- **REQUEST**
Transcribe the records that follow exactly. Skip the pictures.

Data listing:
==================================================

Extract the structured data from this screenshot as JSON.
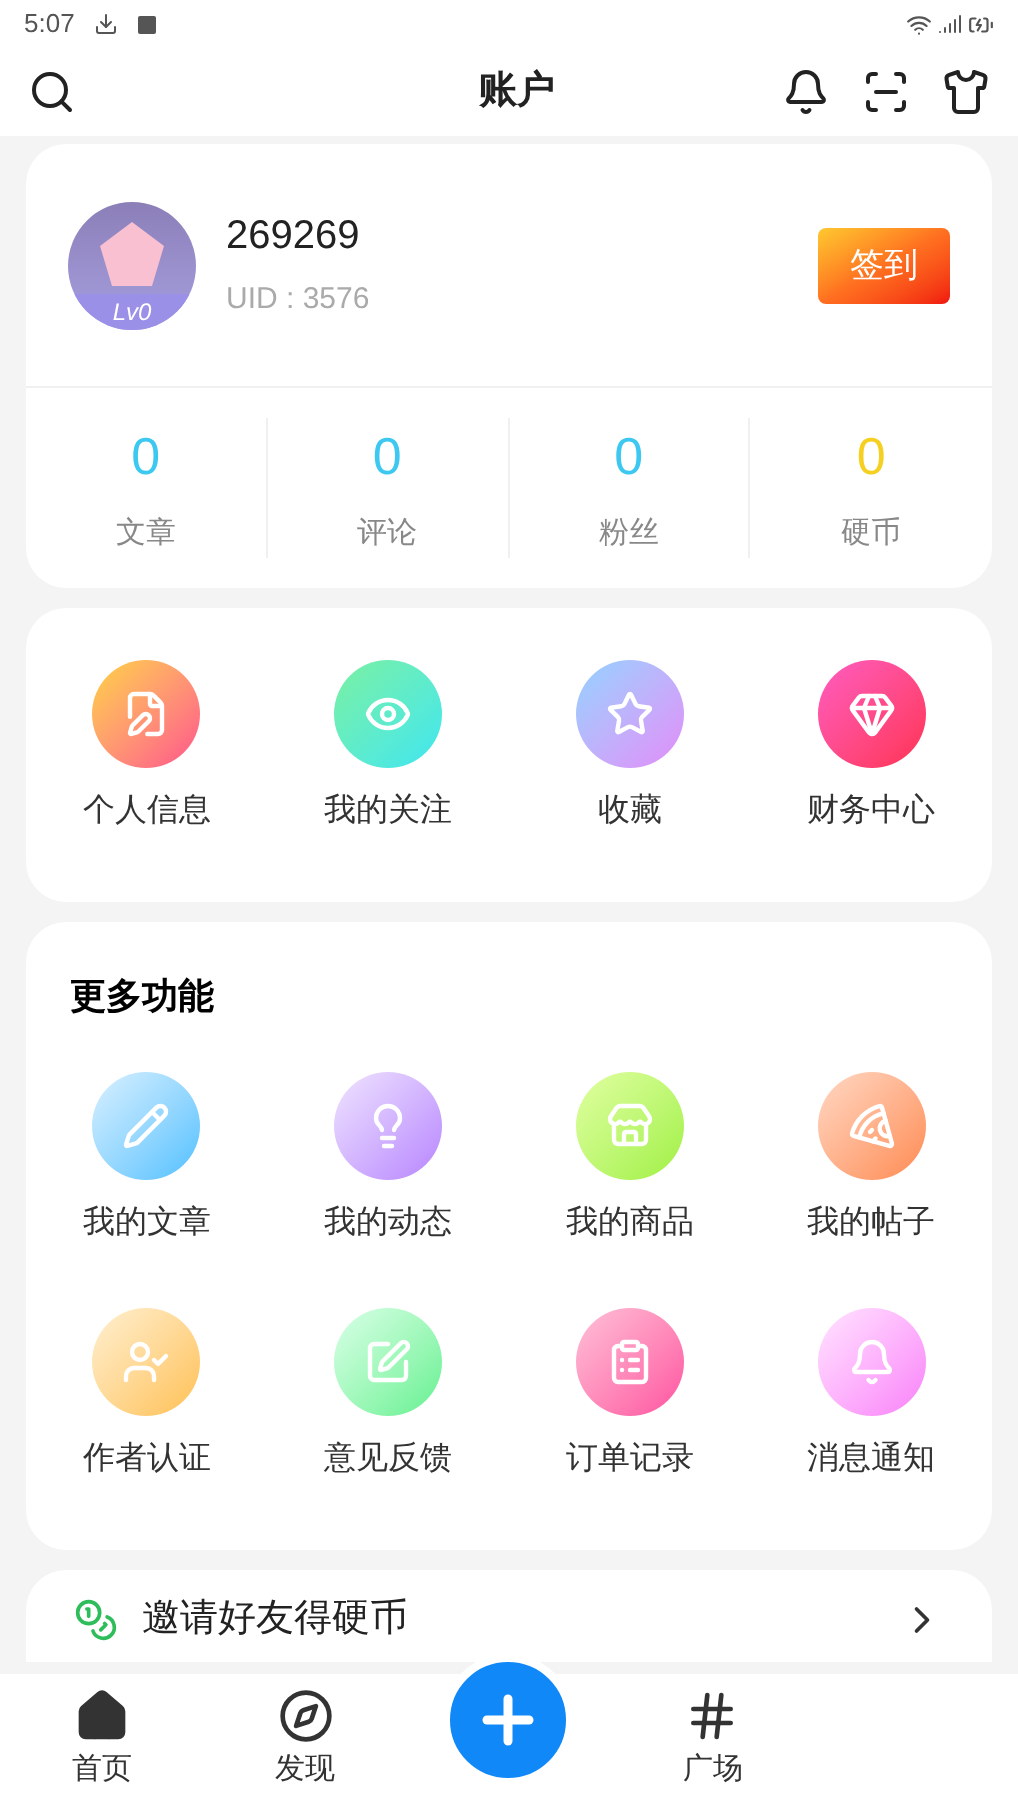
{
  "status_bar": {
    "time": "5:07"
  },
  "header": {
    "title": "账户"
  },
  "profile": {
    "name": "269269",
    "uid": "UID : 3576",
    "level_badge": "Lv0",
    "checkin_button": "签到"
  },
  "stats": [
    {
      "value": "0",
      "label": "文章",
      "color": "#3cc8f0"
    },
    {
      "value": "0",
      "label": "评论",
      "color": "#3cc8f0"
    },
    {
      "value": "0",
      "label": "粉丝",
      "color": "#3cc8f0"
    },
    {
      "value": "0",
      "label": "硬币",
      "color": "#f5d020"
    }
  ],
  "quick_actions": [
    {
      "label": "个人信息"
    },
    {
      "label": "我的关注"
    },
    {
      "label": "收藏"
    },
    {
      "label": "财务中心"
    }
  ],
  "more_features": {
    "title": "更多功能",
    "items": [
      {
        "label": "我的文章"
      },
      {
        "label": "我的动态"
      },
      {
        "label": "我的商品"
      },
      {
        "label": "我的帖子"
      },
      {
        "label": "作者认证"
      },
      {
        "label": "意见反馈"
      },
      {
        "label": "订单记录"
      },
      {
        "label": "消息通知"
      }
    ]
  },
  "invite_row": {
    "label": "邀请好友得硬币"
  },
  "bottom_nav": [
    {
      "label": "首页",
      "selected": false
    },
    {
      "label": "发现",
      "selected": false
    },
    {
      "label": "广场",
      "selected": false
    }
  ]
}
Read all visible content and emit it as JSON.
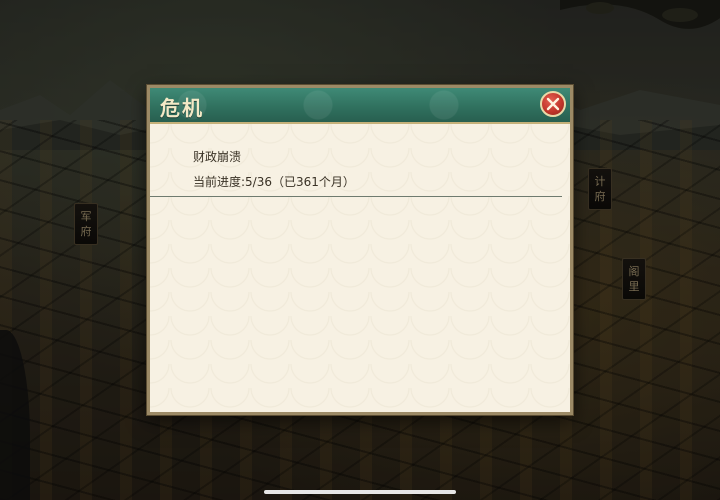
{
  "dialog": {
    "title": "危机",
    "close_icon": "close-icon",
    "crisis_name": "财政崩溃",
    "progress_label": "当前进度:",
    "progress_value": "5/36",
    "elapsed": "（已361个月）",
    "progress_text": "当前进度:5/36（已361个月）"
  },
  "map_labels": {
    "left": "军府",
    "right_top": "计府",
    "right_bottom": "阁里"
  },
  "colors": {
    "header_green": "#2f6f5d",
    "close_red": "#c2362b",
    "parchment": "#f7f1e3"
  }
}
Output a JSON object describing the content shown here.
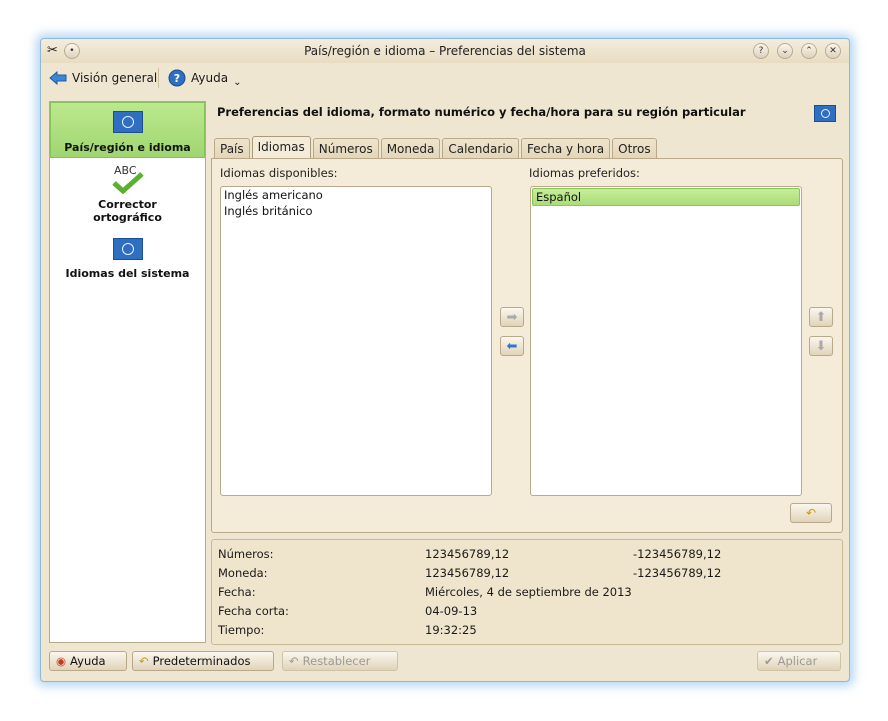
{
  "window": {
    "title": "País/región e idioma – Preferencias del sistema"
  },
  "toolbar": {
    "overview_label": "Visión general",
    "help_label": "Ayuda"
  },
  "sidebar": {
    "items": [
      {
        "label": "País/región e idioma"
      },
      {
        "label": "Corrector ortográfico",
        "icon_text": "ABC"
      },
      {
        "label": "Idiomas del sistema"
      }
    ]
  },
  "header": {
    "text": "Preferencias del idioma, formato numérico y fecha/hora para su región particular"
  },
  "tabs": [
    "País",
    "Idiomas",
    "Números",
    "Moneda",
    "Calendario",
    "Fecha y hora",
    "Otros"
  ],
  "languages": {
    "available_label": "Idiomas disponibles:",
    "available": [
      "Inglés americano",
      "Inglés británico"
    ],
    "preferred_label": "Idiomas preferidos:",
    "preferred": [
      "Español"
    ]
  },
  "samples": {
    "rows": [
      {
        "label": "Números:",
        "value1": "123456789,12",
        "value2": "-123456789,12"
      },
      {
        "label": "Moneda:",
        "value1": "123456789,12",
        "value2": "-123456789,12"
      },
      {
        "label": "Fecha:",
        "value1": "Miércoles, 4 de septiembre de 2013",
        "value2": ""
      },
      {
        "label": "Fecha corta:",
        "value1": "04-09-13",
        "value2": ""
      },
      {
        "label": "Tiempo:",
        "value1": "19:32:25",
        "value2": ""
      }
    ]
  },
  "buttons": {
    "help": "Ayuda",
    "defaults": "Predeterminados",
    "reset": "Restablecer",
    "apply": "Aplicar"
  },
  "colors": {
    "selection_green": "#a9dc76",
    "window_bg": "#efe6d2",
    "accent_blue": "#2e79cc"
  }
}
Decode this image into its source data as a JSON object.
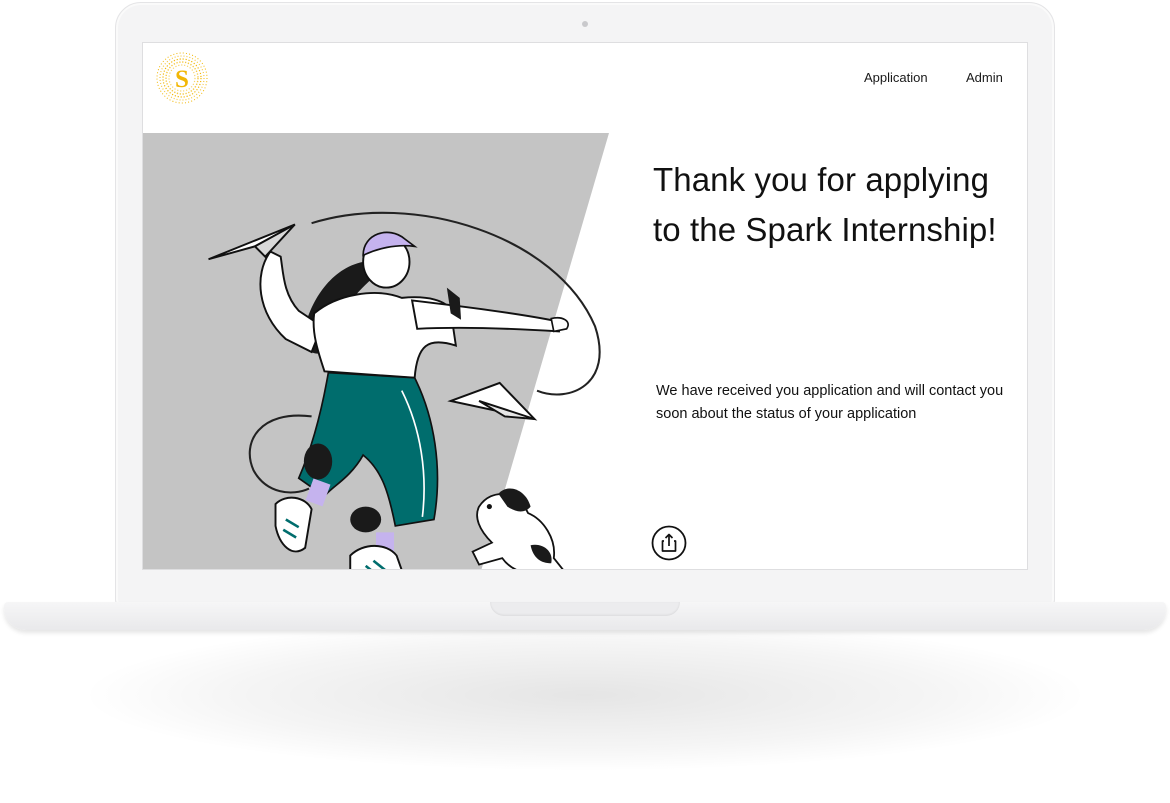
{
  "brand": {
    "logo_letter": "S",
    "accent_color": "#f2b705"
  },
  "nav": {
    "items": [
      {
        "label": "Application"
      },
      {
        "label": "Admin"
      }
    ]
  },
  "main": {
    "headline": "Thank you for applying to the Spark Internship!",
    "message": "We have received you application and will contact you soon about the status of your application",
    "share_icon": "share-icon"
  },
  "colors": {
    "panel": "#c4c4c4",
    "pants": "#006d6d",
    "cap": "#c5b3ee"
  }
}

==================================================

- **COMPLETE ANSWER**
Extract the structured data from this screenshot as JSON.
{
  "status_bar": {
    "time": "5:07"
  },
  "header": {
    "title": "账户"
  },
  "profile": {
    "name": "269269",
    "uid": "UID : 3576",
    "level_badge": "Lv0",
    "checkin_button": "签到"
  },
  "stats": [
    {
      "value": "0",
      "label": "文章",
      "color": "#3cc8f0"
    },
    {
      "value": "0",
      "label": "评论",
      "color": "#3cc8f0"
    },
    {
      "value": "0",
      "label": "粉丝",
      "color": "#3cc8f0"
    },
    {
      "value": "0",
      "label": "硬币",
      "color": "#f5d020"
    }
  ],
  "quick_actions": [
    {
      "label": "个人信息"
    },
    {
      "label": "我的关注"
    },
    {
      "label": "收藏"
    },
    {
      "label": "财务中心"
    }
  ],
  "more_features": {
    "title": "更多功能",
    "items": [
      {
        "label": "我的文章"
      },
      {
        "label": "我的动态"
      },
      {
        "label": "我的商品"
      },
      {
        "label": "我的帖子"
      },
      {
        "label": "作者认证"
      },
      {
        "label": "意见反馈"
      },
      {
        "label": "订单记录"
      },
      {
        "label": "消息通知"
      }
    ]
  },
  "invite_row": {
    "label": "邀请好友得硬币"
  },
  "bottom_nav": [
    {
      "label": "首页",
      "selected": false
    },
    {
      "label": "发现",
      "selected": false
    },
    {
      "label": "广场",
      "selected": false
    }
  ]
}
Read all visible content and emit it as JSON.
{
  "dialog": {
    "title": "危机",
    "close_icon": "close-icon",
    "crisis_name": "财政崩溃",
    "progress_label": "当前进度:",
    "progress_value": "5/36",
    "elapsed": "（已361个月）",
    "progress_text": "当前进度:5/36（已361个月）"
  },
  "map_labels": {
    "left": "军府",
    "right_top": "计府",
    "right_bottom": "阁里"
  },
  "colors": {
    "header_green": "#2f6f5d",
    "close_red": "#c2362b",
    "parchment": "#f7f1e3"
  }
}
Output a JSON object describing the content shown here.
{
  "window": {
    "title": "País/región e idioma – Preferencias del sistema"
  },
  "toolbar": {
    "overview_label": "Visión general",
    "help_label": "Ayuda"
  },
  "sidebar": {
    "items": [
      {
        "label": "País/región e idioma"
      },
      {
        "label": "Corrector ortográfico",
        "icon_text": "ABC"
      },
      {
        "label": "Idiomas del sistema"
      }
    ]
  },
  "header": {
    "text": "Preferencias del idioma, formato numérico y fecha/hora para su región particular"
  },
  "tabs": [
    "País",
    "Idiomas",
    "Números",
    "Moneda",
    "Calendario",
    "Fecha y hora",
    "Otros"
  ],
  "languages": {
    "available_label": "Idiomas disponibles:",
    "available": [
      "Inglés americano",
      "Inglés británico"
    ],
    "preferred_label": "Idiomas preferidos:",
    "preferred": [
      "Español"
    ]
  },
  "samples": {
    "rows": [
      {
        "label": "Números:",
        "value1": "123456789,12",
        "value2": "-123456789,12"
      },
      {
        "label": "Moneda:",
        "value1": "123456789,12",
        "value2": "-123456789,12"
      },
      {
        "label": "Fecha:",
        "value1": "Miércoles, 4 de septiembre de 2013",
        "value2": ""
      },
      {
        "label": "Fecha corta:",
        "value1": "04-09-13",
        "value2": ""
      },
      {
        "label": "Tiempo:",
        "value1": "19:32:25",
        "value2": ""
      }
    ]
  },
  "buttons": {
    "help": "Ayuda",
    "defaults": "Predeterminados",
    "reset": "Restablecer",
    "apply": "Aplicar"
  },
  "colors": {
    "selection_green": "#a9dc76",
    "window_bg": "#efe6d2",
    "accent_blue": "#2e79cc"
  }
}
Decode this image into its source data as a JSON object.
{
  "brand": {
    "logo_letter": "S",
    "accent_color": "#f2b705"
  },
  "nav": {
    "items": [
      {
        "label": "Application"
      },
      {
        "label": "Admin"
      }
    ]
  },
  "main": {
    "headline": "Thank you for applying to the Spark Internship!",
    "message": "We have received you application and will contact you soon about the status of your application",
    "share_icon": "share-icon"
  },
  "colors": {
    "panel": "#c4c4c4",
    "pants": "#006d6d",
    "cap": "#c5b3ee"
  }
}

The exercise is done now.